> **Your instructions**
Locate and copy each line in the data that contains the word "Toro".

++++++++

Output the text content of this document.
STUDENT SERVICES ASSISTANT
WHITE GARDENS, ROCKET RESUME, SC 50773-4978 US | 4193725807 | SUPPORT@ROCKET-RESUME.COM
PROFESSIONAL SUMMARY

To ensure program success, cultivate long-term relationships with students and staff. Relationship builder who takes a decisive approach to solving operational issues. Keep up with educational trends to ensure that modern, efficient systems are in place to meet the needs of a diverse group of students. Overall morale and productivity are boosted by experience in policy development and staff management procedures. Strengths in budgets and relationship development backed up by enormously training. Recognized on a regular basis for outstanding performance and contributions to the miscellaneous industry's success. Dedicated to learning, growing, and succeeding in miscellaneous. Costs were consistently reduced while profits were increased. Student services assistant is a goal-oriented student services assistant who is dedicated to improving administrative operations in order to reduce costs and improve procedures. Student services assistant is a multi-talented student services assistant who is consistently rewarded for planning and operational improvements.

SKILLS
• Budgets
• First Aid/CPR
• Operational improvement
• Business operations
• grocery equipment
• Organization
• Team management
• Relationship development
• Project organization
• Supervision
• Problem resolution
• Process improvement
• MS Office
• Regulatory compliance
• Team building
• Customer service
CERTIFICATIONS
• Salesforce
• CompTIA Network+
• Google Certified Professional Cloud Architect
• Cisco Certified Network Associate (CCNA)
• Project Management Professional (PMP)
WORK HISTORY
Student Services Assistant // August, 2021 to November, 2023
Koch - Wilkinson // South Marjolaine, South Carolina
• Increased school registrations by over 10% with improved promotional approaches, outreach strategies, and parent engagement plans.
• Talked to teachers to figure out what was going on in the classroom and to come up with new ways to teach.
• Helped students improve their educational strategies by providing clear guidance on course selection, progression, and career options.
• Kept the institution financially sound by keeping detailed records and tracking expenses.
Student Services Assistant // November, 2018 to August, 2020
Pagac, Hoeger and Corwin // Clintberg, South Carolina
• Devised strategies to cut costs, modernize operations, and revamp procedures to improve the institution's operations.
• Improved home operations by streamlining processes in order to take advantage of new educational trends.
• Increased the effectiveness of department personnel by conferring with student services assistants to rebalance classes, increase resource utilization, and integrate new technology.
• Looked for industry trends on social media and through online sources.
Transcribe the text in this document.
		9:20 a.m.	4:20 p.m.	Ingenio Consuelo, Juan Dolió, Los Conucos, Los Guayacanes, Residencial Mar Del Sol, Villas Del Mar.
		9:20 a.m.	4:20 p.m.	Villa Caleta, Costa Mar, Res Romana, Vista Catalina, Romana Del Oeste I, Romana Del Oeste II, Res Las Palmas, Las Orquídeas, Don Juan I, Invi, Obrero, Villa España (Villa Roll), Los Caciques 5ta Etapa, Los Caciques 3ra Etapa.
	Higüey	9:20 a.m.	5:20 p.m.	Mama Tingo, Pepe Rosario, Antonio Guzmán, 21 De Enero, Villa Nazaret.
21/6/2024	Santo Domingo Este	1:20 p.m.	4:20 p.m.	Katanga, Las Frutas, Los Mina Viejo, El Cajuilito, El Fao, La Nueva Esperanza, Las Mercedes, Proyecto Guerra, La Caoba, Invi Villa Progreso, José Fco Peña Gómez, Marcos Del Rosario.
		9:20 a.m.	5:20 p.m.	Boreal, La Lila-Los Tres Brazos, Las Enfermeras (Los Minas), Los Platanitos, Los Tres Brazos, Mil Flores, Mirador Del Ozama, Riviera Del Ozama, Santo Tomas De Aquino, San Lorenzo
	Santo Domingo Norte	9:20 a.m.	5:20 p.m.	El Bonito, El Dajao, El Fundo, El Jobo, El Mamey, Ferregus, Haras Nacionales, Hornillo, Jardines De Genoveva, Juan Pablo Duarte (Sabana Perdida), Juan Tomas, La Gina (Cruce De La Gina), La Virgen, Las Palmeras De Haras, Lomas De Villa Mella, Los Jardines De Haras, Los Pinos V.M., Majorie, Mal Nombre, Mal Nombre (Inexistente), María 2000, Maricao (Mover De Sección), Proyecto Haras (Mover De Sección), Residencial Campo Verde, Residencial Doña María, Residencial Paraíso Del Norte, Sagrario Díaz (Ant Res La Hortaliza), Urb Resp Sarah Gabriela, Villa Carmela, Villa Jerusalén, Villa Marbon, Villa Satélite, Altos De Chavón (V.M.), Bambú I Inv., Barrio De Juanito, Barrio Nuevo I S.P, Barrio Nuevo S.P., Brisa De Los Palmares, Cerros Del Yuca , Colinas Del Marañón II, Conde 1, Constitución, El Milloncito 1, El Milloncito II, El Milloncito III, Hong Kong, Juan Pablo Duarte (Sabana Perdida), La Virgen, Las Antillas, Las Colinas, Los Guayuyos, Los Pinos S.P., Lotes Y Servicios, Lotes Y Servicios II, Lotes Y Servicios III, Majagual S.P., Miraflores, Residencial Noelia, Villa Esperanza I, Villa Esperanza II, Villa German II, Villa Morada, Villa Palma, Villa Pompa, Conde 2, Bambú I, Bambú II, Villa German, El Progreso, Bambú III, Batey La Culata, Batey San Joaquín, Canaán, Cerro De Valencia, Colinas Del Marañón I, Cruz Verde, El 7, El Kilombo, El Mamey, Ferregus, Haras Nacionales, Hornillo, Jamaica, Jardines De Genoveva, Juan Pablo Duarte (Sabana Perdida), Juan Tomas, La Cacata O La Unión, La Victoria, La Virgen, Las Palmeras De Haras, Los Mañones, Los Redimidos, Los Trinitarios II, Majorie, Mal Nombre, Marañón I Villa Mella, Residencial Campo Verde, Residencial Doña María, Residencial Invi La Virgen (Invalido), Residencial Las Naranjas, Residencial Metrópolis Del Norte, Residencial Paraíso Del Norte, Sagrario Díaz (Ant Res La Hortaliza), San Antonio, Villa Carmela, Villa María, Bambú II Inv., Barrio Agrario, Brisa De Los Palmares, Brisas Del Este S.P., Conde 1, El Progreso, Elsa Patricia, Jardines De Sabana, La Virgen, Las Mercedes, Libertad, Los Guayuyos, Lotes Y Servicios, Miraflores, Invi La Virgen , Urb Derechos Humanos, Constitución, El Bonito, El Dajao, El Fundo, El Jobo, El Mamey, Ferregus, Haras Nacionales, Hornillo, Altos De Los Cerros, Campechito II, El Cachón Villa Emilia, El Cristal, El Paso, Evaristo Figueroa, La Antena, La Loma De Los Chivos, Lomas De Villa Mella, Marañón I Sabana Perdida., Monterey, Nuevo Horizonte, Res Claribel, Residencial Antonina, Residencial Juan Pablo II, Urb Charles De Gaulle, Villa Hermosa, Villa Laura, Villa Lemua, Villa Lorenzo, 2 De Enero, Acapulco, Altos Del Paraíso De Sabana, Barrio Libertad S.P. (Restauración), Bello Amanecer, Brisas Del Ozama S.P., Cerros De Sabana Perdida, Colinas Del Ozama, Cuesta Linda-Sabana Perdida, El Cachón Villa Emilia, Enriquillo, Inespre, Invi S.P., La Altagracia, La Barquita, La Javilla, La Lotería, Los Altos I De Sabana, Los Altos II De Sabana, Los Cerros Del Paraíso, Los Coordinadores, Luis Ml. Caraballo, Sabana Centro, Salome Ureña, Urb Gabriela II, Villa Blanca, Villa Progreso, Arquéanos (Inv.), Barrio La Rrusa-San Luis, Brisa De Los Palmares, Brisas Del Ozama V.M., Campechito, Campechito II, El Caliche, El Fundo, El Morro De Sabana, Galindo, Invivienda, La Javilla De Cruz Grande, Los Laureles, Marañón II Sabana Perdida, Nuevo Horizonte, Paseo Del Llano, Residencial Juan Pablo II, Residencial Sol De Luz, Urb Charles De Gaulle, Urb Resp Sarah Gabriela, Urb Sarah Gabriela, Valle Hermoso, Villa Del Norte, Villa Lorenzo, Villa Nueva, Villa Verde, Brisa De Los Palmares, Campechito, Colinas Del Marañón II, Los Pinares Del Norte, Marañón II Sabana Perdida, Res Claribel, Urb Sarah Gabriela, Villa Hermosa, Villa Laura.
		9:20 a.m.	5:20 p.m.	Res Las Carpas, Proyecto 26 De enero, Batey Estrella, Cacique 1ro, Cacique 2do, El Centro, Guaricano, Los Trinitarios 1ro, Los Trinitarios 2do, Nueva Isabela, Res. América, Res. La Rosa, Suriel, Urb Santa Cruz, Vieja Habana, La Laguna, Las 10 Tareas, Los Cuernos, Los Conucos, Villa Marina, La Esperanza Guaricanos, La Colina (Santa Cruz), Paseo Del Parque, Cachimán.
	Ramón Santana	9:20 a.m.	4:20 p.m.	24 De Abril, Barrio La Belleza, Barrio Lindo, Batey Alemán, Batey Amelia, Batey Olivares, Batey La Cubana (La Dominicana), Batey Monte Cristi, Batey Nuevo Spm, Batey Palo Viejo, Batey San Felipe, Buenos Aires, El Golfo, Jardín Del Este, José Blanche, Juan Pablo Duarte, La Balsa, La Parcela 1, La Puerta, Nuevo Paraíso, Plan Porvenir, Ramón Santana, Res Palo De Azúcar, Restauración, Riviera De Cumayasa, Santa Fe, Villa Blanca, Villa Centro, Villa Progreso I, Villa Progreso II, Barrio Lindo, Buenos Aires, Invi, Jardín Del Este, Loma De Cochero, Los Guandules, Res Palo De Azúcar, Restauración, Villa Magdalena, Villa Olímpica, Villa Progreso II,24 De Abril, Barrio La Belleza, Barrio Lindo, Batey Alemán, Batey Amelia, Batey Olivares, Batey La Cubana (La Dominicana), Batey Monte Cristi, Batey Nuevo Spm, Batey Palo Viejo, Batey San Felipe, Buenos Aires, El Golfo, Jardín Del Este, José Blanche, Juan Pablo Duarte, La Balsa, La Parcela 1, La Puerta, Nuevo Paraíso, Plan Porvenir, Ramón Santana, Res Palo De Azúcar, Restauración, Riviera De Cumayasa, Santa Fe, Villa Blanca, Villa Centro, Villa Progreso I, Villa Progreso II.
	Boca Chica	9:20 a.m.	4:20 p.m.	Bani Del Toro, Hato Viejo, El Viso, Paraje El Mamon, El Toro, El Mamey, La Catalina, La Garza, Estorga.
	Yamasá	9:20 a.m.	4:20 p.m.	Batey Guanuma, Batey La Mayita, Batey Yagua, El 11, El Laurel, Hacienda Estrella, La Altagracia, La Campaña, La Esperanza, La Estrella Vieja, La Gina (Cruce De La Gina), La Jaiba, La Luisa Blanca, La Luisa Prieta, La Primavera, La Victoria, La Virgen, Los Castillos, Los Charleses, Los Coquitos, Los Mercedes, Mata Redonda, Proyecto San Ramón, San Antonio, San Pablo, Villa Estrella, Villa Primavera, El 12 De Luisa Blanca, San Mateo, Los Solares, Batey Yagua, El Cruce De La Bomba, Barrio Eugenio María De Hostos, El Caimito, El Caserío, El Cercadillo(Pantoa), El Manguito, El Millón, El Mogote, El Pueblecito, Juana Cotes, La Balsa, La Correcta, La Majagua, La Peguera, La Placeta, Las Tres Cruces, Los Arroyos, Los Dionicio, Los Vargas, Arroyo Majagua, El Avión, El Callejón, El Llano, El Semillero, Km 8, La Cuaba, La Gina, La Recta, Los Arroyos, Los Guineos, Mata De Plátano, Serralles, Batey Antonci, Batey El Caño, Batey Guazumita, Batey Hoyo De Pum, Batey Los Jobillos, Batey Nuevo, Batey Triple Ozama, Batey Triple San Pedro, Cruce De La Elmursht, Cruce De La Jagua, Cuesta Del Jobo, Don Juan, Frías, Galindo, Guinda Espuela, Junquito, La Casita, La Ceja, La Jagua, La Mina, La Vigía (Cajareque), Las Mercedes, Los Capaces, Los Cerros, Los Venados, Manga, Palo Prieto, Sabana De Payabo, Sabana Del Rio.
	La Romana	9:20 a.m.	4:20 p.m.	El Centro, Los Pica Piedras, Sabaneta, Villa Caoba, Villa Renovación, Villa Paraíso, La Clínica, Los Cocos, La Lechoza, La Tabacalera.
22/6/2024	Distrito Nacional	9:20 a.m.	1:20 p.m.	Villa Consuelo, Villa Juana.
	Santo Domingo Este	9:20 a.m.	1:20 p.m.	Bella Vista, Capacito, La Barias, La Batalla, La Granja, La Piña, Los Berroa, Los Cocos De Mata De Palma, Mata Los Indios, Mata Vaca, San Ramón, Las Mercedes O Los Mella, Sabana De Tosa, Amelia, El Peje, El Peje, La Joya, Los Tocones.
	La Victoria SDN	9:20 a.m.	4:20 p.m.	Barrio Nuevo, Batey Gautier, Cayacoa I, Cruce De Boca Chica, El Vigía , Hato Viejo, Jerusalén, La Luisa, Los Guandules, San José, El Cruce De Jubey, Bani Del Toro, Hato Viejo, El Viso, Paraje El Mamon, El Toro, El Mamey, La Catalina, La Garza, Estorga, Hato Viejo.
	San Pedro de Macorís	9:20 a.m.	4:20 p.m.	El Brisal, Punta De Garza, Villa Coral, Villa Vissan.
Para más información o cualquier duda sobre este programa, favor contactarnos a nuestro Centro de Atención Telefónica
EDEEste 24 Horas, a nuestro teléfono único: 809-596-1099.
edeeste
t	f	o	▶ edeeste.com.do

++++++++

> **Answer to this exercise**
	Boca Chica	9:20 a.m.	4:20 p.m.	Bani Del Toro, Hato Viejo, El Viso, Paraje El Mamon, El Toro, El Mamey, La Catalina, La Garza, Estorga.
	La Victoria SDN	9:20 a.m.	4:20 p.m.	Barrio Nuevo, Batey Gautier, Cayacoa I, Cruce De Boca Chica, El Vigía , Hato Viejo, Jerusalén, La Luisa, Los Guandules, San José, El Cruce De Jubey, Bani Del Toro, Hato Viejo, El Viso, Paraje El Mamon, El Toro, El Mamey, La Catalina, La Garza, Estorga, Hato Viejo.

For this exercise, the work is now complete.